- **À FAIRE**:
a - Indiquez si chacune des affirmations suivantes s'accorde avec le texte à analyser, en répondant par oui ou par non et en citant les mots du texte qui le montrent : (i) le mot laissé avec l'enfant est signé Pedro ; (ii) Ben a revu Pedro la semaine précédente ; (iii) John parcourt la 117 en portant une croix sur le dos.
b - Dans le texte à analyser, recopiez le passage qui commence par « Mais un matin, à » et se termine par « de la chaussée. », en remplaçant « passagers » par « compagnons de route ».

- **TEXTE À ANALYSER**:
+ + +

Mais un matin, à la station-service, un étrange colis l’attend… Un gamin et son chien, laissés là avec ce mot : « S’IL TE PLAÎT, BEN. GROSSE GALÈRE. MON FILS. EMMÈNE-LE AUJOURD’HUI. CONFIANCE À TOI SEULEMENT. PEDRO. »

Pourquoi ce Pedro, un quasi-inconnu qu’il n’a pas revu depuis des mois, tient-il tant à lui confier son enfant mutique ?

Tandis que Ben reprend la route en quête de réponses, accompagné de ses improbables passagers, un drame l’oblige à interrompre ses recherches : son ami John, prédicateur qui arpente la 117 avec une croix sur le dos, vient d’être laissé pour mort sur le bord de la chaussée.

Dans ce coin perdu de l’Utah, les mystères et les dangers collent à l’asphalte. Pour Ben, c’est le début d’une enquête ahurissante, aux troublantes ramifications… »

+ + +

- **DONNÉES ENREGISTRÉES**:
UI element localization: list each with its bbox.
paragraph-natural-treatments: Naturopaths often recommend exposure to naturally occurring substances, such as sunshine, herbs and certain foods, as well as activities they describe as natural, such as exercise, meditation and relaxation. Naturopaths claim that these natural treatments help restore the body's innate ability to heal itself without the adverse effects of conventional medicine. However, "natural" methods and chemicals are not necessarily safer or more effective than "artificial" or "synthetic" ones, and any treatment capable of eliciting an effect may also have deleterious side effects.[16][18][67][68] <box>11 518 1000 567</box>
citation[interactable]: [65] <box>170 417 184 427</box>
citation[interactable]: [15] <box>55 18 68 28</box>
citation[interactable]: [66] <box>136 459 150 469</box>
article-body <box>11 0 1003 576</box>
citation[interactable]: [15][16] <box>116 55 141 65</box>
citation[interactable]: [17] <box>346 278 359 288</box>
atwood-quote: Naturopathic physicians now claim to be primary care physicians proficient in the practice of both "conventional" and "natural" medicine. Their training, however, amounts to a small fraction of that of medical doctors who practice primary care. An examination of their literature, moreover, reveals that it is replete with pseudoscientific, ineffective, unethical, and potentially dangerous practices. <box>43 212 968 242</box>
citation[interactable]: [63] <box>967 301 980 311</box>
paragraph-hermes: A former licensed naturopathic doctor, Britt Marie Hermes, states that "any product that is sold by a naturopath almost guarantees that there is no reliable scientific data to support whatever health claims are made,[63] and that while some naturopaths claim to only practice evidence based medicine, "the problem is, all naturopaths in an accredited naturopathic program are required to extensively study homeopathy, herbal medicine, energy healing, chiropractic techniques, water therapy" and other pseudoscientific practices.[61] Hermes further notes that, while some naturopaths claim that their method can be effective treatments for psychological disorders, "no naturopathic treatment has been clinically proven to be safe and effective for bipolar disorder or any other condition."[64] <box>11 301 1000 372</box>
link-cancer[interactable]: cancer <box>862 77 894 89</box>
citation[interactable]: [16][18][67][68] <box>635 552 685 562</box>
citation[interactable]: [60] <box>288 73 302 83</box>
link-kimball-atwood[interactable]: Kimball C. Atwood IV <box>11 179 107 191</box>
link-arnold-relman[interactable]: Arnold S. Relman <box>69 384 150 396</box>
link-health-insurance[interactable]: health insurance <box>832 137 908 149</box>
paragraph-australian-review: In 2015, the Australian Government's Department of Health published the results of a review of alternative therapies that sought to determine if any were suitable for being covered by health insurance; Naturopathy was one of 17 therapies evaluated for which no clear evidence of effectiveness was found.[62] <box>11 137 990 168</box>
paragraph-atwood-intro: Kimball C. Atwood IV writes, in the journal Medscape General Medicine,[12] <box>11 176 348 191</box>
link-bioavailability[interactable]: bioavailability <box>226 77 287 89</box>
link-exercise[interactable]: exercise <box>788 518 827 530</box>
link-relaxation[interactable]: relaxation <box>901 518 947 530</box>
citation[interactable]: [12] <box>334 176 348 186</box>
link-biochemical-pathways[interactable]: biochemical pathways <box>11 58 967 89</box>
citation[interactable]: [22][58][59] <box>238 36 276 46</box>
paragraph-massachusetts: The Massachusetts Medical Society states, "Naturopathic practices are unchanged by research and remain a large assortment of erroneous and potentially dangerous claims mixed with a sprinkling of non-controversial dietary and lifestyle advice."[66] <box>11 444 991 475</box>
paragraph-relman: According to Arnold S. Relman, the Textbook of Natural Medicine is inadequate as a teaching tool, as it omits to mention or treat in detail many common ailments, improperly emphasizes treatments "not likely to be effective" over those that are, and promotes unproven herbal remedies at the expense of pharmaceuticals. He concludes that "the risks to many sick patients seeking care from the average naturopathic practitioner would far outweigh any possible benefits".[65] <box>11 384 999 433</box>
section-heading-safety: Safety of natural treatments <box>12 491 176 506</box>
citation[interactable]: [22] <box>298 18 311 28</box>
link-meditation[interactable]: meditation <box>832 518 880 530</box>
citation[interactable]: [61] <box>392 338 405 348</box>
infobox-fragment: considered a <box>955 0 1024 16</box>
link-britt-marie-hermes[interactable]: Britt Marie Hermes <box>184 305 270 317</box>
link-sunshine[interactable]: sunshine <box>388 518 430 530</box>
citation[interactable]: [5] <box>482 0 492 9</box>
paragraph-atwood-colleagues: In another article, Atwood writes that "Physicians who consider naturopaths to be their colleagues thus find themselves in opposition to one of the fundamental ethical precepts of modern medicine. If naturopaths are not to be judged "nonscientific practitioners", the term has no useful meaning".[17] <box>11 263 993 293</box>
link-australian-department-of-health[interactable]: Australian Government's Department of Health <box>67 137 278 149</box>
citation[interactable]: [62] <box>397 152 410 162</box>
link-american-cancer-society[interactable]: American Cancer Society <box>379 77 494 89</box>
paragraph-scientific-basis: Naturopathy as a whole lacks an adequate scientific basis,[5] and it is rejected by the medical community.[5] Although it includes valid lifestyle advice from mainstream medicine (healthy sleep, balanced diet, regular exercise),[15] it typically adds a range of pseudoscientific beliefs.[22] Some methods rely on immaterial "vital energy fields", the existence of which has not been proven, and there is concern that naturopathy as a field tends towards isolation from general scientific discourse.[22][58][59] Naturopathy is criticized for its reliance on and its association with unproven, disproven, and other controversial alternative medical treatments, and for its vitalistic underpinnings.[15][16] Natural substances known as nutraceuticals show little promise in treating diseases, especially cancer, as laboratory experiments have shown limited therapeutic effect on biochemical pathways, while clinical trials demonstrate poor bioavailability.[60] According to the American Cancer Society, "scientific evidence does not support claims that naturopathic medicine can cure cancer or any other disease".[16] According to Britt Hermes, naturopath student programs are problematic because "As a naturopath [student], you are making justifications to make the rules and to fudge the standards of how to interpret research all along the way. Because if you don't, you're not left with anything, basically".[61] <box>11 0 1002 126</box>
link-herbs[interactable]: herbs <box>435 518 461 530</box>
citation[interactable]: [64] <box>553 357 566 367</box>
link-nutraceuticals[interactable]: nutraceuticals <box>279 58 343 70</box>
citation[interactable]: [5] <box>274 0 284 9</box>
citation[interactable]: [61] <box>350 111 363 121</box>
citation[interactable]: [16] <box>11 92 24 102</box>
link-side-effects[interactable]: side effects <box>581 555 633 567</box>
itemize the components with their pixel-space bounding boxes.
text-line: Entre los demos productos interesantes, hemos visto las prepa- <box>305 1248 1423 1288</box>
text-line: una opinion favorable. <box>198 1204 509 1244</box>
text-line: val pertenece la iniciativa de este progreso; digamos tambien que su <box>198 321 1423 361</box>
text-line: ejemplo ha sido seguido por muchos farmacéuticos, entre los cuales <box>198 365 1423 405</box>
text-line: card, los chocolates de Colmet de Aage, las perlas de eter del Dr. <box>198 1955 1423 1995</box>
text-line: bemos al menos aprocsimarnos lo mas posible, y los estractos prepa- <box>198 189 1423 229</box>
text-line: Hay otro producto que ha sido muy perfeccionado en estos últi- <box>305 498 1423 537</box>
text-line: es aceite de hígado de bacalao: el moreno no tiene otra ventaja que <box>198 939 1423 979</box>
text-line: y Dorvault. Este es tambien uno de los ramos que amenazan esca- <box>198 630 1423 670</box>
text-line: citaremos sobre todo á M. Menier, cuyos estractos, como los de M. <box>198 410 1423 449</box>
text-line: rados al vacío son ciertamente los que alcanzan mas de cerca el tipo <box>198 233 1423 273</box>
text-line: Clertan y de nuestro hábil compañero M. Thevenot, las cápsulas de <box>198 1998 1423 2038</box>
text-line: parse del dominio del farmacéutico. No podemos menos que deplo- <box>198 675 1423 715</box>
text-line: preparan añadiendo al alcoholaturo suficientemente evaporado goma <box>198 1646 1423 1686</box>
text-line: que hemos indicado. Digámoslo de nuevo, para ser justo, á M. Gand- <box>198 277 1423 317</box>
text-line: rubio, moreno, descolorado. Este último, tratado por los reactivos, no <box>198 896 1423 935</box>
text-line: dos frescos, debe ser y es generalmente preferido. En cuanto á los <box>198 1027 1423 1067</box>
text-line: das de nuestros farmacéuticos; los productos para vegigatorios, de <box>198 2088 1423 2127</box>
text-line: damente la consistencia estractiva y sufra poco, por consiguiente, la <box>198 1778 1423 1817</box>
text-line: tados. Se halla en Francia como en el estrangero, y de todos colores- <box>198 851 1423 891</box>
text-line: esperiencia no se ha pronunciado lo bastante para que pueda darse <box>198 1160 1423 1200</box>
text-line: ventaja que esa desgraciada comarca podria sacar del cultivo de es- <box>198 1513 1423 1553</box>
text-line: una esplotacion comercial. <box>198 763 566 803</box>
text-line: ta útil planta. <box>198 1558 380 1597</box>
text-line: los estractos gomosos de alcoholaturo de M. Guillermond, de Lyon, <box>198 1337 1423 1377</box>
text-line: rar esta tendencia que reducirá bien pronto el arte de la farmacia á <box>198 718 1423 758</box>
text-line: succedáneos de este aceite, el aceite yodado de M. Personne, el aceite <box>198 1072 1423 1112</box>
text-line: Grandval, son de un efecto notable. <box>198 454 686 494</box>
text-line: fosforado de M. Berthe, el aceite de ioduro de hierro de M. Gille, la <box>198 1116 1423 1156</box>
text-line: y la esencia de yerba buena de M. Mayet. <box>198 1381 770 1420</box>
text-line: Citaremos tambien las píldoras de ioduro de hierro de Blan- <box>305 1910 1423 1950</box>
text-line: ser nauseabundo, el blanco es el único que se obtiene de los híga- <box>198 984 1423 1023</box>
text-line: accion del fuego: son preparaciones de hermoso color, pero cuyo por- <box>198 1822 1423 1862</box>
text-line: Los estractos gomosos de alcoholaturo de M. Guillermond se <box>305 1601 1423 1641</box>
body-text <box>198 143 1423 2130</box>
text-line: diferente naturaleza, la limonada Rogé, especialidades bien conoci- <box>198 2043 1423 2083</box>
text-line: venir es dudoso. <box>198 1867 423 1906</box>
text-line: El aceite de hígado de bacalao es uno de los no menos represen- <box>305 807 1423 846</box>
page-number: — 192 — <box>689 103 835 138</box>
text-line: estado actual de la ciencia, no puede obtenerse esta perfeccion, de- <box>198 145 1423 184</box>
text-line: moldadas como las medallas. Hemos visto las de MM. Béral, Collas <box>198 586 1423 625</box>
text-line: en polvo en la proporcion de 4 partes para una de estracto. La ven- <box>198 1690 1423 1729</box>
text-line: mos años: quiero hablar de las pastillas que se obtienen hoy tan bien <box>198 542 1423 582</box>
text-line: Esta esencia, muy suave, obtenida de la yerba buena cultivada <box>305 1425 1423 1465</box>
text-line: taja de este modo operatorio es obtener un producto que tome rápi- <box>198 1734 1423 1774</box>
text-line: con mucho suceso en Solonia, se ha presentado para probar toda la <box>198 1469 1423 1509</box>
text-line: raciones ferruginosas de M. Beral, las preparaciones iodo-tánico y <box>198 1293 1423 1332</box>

+ + +

- **RÉPONSES AUX TÂCHES**:
a -
(i) Oui : « CONFIANCE À TOI SEULEMENT. PEDRO. »
(ii) Non : « un quasi-inconnu qu’il n’a pas revu depuis des mois »
(iii) Oui : « prédicateur qui arpente la 117 avec une croix sur le dos »

b -
Mais un matin, à la station-service, un étrange colis l’attend… Un gamin et son chien, laissés là avec ce mot : « S’IL TE PLAÎT, BEN. GROSSE GALÈRE. MON FILS. EMMÈNE-LE AUJOURD’HUI. CONFIANCE À TOI SEULEMENT. PEDRO. »

Pourquoi ce Pedro, un quasi-inconnu qu’il n’a pas revu depuis des mois, tient-il tant à lui confier son enfant mutique ?

Tandis que Ben reprend la route en quête de réponses, accompagné de ses improbables compagnons de route, un drame l’oblige à interrompre ses recherches : son ami John, prédicateur qui arpente la 117 avec une croix sur le dos, vient d’être laissé pour mort sur le bord de la chaussée.